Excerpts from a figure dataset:
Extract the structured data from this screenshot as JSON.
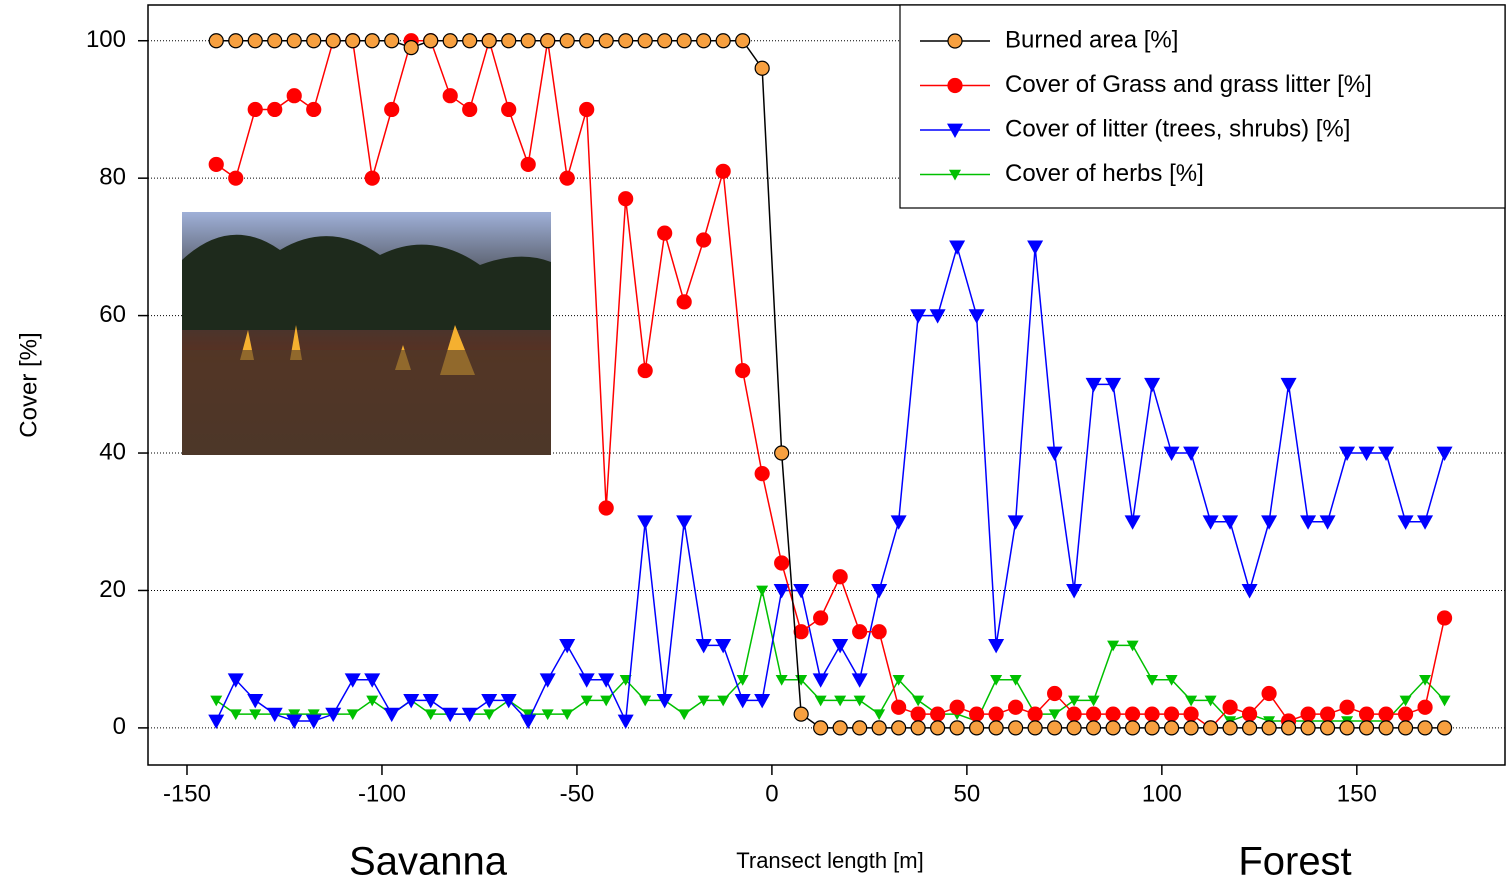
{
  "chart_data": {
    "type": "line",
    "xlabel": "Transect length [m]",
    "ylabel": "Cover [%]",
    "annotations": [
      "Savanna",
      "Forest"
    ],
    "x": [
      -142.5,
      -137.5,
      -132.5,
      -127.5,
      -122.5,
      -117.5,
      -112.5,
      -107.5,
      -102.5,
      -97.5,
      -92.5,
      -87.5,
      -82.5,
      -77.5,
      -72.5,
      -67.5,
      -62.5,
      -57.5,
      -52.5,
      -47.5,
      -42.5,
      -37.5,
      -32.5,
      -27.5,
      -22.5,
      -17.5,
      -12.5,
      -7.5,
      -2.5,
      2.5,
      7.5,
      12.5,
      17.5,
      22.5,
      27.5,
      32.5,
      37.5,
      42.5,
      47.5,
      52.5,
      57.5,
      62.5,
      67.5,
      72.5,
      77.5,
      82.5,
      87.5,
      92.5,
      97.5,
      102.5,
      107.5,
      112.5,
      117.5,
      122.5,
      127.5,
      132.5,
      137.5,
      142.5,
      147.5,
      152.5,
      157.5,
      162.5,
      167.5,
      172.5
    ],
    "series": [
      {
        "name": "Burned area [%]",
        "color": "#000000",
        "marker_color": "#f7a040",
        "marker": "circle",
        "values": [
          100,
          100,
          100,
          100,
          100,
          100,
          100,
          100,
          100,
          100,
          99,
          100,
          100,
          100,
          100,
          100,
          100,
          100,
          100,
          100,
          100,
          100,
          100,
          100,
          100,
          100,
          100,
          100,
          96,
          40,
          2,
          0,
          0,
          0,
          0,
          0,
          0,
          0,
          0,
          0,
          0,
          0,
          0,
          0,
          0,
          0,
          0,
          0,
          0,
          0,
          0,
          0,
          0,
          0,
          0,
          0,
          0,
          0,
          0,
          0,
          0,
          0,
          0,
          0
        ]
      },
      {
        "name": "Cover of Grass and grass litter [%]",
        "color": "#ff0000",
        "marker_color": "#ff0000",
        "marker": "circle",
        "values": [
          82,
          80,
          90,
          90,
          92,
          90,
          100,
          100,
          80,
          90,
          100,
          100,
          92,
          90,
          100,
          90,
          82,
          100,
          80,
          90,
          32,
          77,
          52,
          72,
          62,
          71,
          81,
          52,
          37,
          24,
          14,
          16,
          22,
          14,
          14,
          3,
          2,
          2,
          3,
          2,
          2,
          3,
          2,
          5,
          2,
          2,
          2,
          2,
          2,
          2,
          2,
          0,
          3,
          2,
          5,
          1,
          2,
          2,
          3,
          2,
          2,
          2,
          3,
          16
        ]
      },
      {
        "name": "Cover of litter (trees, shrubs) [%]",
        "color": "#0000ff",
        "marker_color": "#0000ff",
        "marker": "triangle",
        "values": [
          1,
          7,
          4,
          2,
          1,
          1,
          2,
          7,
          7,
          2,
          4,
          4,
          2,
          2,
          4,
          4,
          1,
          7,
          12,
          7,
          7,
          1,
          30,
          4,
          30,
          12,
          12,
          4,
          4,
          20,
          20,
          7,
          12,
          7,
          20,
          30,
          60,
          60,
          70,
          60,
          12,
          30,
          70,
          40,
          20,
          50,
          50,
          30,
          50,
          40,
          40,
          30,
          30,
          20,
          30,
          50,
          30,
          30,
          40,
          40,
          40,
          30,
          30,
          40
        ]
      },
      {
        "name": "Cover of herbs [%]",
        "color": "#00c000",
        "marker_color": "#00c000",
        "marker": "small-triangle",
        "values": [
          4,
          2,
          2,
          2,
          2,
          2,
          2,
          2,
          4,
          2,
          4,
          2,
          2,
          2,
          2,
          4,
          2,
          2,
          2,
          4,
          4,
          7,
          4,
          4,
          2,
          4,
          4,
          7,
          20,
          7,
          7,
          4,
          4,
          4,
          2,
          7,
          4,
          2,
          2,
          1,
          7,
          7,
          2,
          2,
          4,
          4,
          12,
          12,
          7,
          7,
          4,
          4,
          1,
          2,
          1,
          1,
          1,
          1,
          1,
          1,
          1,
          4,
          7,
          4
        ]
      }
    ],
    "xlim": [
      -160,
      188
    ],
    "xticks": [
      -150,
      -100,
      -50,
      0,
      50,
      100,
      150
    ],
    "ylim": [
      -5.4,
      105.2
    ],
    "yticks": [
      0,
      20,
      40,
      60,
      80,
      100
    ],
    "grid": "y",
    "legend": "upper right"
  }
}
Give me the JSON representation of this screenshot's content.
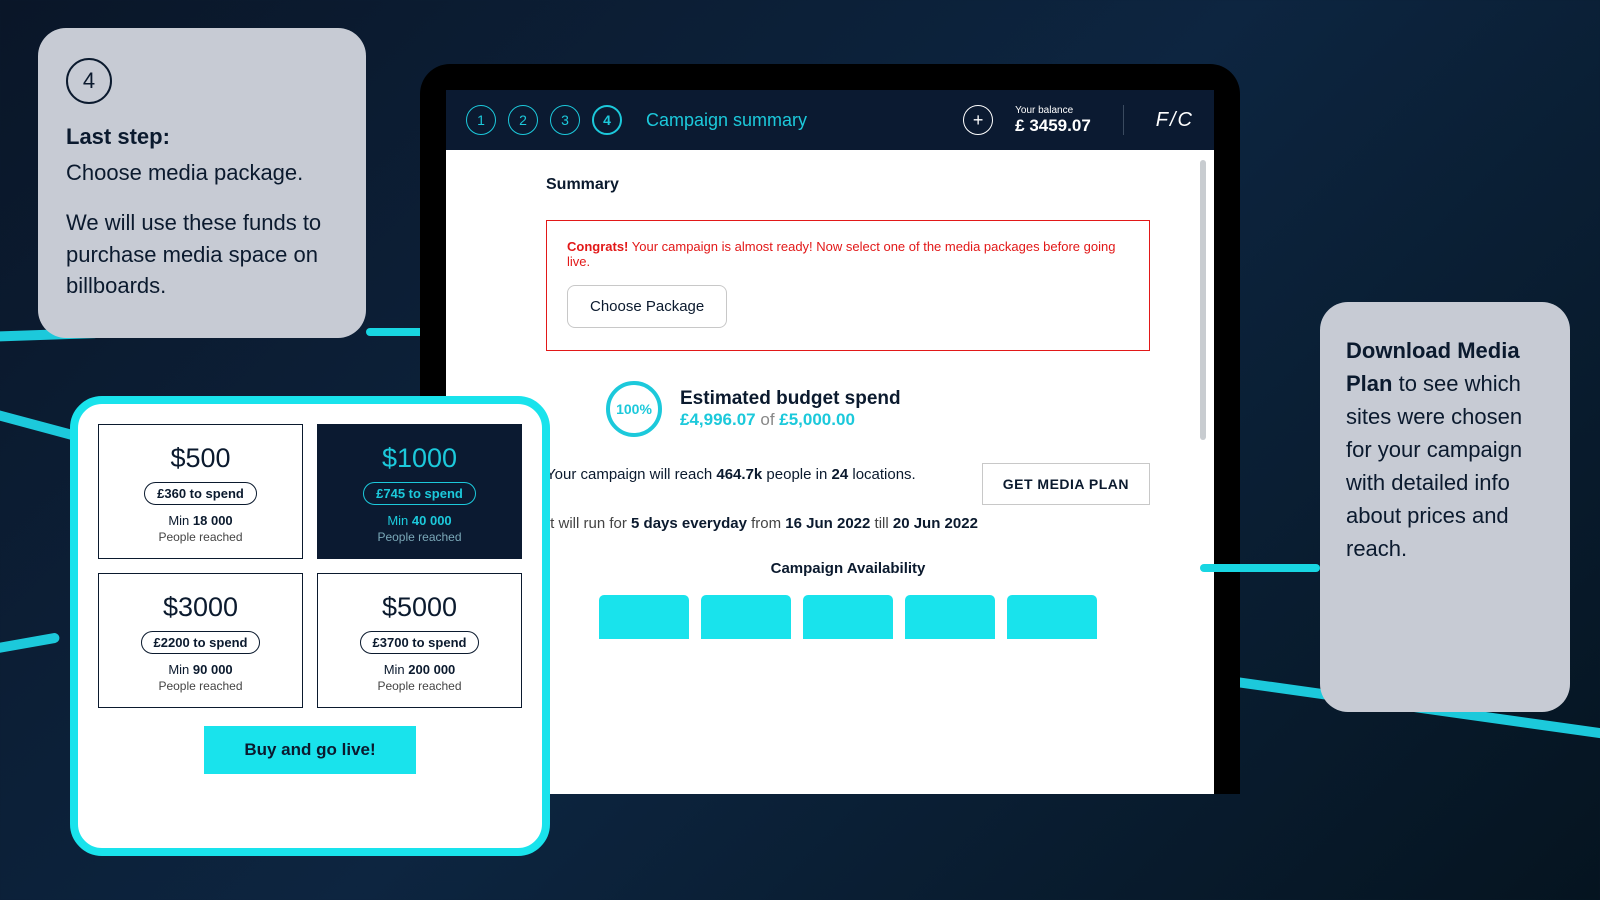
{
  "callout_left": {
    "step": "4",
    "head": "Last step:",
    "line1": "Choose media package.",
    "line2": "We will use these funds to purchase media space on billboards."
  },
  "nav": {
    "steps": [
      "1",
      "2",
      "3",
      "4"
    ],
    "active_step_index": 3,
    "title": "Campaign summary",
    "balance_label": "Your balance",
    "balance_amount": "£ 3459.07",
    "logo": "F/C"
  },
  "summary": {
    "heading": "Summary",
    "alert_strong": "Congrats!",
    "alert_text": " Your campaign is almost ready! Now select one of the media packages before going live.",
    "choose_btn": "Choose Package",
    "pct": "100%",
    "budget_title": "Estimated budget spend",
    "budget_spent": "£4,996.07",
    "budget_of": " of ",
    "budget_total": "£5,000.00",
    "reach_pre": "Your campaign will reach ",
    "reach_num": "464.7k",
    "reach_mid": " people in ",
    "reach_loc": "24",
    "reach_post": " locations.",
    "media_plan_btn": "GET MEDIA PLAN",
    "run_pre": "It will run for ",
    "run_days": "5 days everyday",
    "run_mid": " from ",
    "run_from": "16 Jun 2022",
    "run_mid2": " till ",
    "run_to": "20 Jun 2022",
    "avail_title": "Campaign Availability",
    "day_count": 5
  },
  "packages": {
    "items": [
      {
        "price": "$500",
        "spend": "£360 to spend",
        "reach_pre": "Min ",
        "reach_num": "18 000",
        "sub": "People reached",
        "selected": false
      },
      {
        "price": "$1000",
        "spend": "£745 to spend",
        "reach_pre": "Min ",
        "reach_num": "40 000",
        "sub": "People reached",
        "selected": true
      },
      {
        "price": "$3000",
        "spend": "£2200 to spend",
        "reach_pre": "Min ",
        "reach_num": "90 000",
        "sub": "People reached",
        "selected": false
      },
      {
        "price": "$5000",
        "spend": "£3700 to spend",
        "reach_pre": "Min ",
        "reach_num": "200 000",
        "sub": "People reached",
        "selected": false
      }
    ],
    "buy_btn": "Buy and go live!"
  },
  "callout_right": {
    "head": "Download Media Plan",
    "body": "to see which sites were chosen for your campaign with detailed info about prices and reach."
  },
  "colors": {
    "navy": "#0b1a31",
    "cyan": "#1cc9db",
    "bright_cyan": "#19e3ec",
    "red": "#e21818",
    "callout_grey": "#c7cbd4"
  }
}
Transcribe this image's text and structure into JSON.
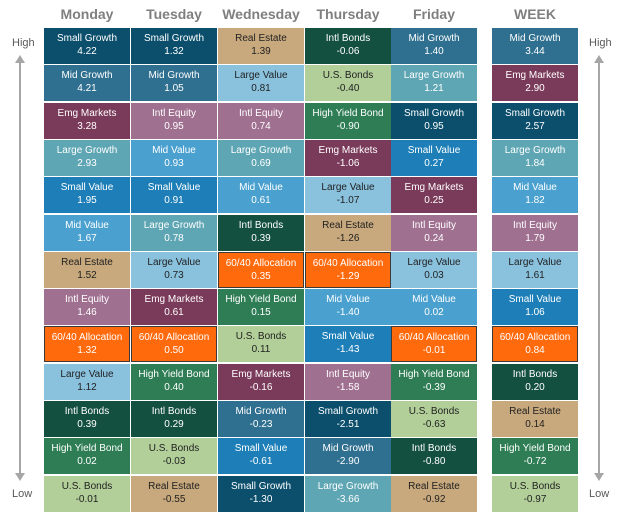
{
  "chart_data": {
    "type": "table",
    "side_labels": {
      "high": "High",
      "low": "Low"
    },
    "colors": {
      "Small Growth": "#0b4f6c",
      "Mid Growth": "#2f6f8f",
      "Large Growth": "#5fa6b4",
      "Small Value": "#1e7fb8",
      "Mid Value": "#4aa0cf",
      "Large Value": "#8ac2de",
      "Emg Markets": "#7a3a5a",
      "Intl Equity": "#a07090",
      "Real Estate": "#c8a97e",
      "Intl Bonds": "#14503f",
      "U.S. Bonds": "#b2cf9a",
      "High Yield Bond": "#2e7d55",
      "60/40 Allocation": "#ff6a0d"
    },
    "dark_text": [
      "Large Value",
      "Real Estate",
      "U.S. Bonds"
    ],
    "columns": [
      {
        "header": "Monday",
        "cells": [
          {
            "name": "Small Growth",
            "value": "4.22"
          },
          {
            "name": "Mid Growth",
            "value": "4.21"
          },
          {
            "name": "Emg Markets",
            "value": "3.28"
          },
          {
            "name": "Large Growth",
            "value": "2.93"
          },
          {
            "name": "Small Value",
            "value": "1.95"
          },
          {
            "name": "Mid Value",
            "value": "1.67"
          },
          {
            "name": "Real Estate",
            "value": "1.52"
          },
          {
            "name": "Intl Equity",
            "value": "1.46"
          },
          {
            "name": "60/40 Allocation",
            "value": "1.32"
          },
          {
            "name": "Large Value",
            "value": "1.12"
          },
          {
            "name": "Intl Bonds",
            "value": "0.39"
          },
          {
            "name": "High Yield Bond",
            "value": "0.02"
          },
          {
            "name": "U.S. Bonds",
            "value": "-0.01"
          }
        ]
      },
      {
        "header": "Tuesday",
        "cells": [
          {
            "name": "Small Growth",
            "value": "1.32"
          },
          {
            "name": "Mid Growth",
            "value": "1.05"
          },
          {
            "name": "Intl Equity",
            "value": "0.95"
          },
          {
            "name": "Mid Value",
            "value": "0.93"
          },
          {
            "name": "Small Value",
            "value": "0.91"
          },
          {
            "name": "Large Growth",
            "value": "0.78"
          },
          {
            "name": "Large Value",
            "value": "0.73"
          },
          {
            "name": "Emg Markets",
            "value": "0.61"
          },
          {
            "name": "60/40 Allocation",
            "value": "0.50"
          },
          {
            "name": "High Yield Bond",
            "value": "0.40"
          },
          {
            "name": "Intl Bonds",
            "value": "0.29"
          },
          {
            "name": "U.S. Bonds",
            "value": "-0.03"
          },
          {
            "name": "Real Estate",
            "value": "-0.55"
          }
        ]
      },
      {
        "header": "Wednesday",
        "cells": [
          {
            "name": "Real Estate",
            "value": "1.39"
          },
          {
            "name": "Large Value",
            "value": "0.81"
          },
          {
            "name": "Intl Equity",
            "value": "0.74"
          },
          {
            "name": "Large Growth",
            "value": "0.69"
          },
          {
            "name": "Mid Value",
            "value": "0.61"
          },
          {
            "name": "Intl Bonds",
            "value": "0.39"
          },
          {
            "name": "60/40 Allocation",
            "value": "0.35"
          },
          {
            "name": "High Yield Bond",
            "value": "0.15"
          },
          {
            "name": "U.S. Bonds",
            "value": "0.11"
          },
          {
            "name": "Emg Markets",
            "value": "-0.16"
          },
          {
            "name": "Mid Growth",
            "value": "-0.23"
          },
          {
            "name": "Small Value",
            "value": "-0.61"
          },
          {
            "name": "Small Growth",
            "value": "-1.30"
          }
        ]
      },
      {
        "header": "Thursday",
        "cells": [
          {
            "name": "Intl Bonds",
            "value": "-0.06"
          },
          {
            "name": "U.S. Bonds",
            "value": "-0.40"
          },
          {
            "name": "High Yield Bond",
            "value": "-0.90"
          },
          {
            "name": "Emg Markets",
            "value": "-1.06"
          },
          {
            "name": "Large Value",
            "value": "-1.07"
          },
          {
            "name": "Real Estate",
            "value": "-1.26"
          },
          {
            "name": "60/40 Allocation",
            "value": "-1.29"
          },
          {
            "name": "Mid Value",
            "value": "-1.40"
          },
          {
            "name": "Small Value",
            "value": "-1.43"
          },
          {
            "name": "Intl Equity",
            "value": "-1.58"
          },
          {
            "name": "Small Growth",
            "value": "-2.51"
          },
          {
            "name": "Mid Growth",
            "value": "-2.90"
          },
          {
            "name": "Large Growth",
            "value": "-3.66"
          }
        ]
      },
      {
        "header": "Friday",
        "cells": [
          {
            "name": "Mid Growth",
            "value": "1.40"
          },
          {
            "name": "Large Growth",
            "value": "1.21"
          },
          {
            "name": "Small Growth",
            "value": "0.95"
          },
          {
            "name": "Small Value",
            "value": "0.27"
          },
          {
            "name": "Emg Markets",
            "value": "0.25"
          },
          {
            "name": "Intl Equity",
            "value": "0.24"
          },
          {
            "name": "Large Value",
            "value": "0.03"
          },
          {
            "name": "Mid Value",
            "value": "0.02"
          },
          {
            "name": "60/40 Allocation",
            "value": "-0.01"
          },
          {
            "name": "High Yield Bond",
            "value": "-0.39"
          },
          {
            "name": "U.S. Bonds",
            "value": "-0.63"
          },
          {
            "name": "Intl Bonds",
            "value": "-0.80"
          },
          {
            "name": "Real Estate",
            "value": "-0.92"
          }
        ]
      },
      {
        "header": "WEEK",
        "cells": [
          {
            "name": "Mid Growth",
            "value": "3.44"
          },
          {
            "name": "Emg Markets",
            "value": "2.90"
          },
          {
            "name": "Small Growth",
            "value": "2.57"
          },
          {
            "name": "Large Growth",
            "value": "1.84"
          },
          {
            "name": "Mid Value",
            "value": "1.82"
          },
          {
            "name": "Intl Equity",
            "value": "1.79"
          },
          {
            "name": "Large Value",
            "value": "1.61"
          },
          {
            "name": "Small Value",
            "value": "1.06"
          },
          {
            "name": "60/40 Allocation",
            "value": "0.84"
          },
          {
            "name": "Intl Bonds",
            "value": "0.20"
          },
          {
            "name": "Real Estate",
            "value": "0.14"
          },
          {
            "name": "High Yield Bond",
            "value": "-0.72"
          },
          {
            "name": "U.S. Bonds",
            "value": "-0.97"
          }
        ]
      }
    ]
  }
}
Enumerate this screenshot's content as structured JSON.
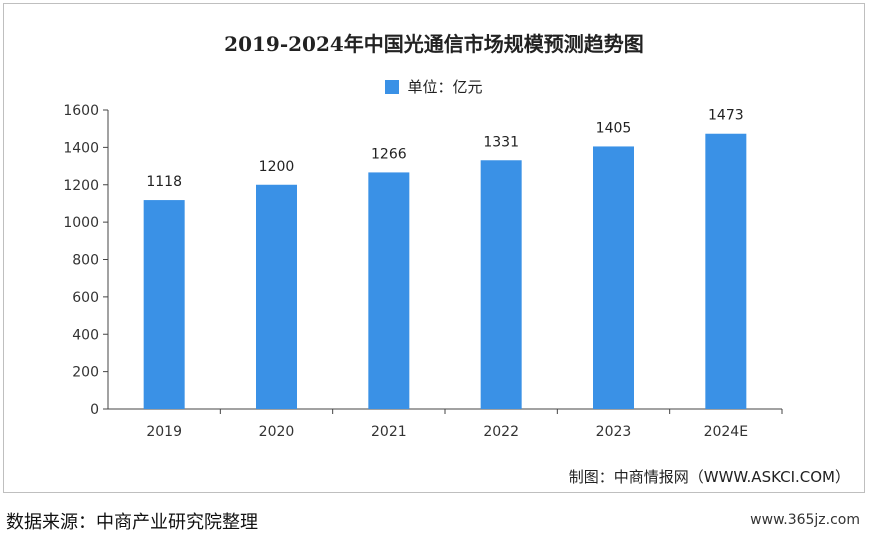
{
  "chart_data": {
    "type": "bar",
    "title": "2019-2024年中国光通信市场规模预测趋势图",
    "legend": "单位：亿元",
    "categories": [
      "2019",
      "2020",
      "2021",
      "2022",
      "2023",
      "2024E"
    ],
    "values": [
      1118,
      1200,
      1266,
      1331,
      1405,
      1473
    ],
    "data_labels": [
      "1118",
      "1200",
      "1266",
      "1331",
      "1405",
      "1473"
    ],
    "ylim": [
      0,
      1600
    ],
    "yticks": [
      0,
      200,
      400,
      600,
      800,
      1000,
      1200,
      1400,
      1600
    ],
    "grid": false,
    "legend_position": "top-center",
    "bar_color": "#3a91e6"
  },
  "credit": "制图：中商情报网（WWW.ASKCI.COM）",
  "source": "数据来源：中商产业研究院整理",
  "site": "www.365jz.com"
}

WHAT IS EXPECTED:
Filter the entries and copy out every line with the word "this".

FINAL RESULT:
Extract the structured data from this screenshot as JSON.
Give me the JSON representation of this screenshot's content.
Transcribe this image's text and structure into JSON.
Enumerate this screenshot's content as structured JSON.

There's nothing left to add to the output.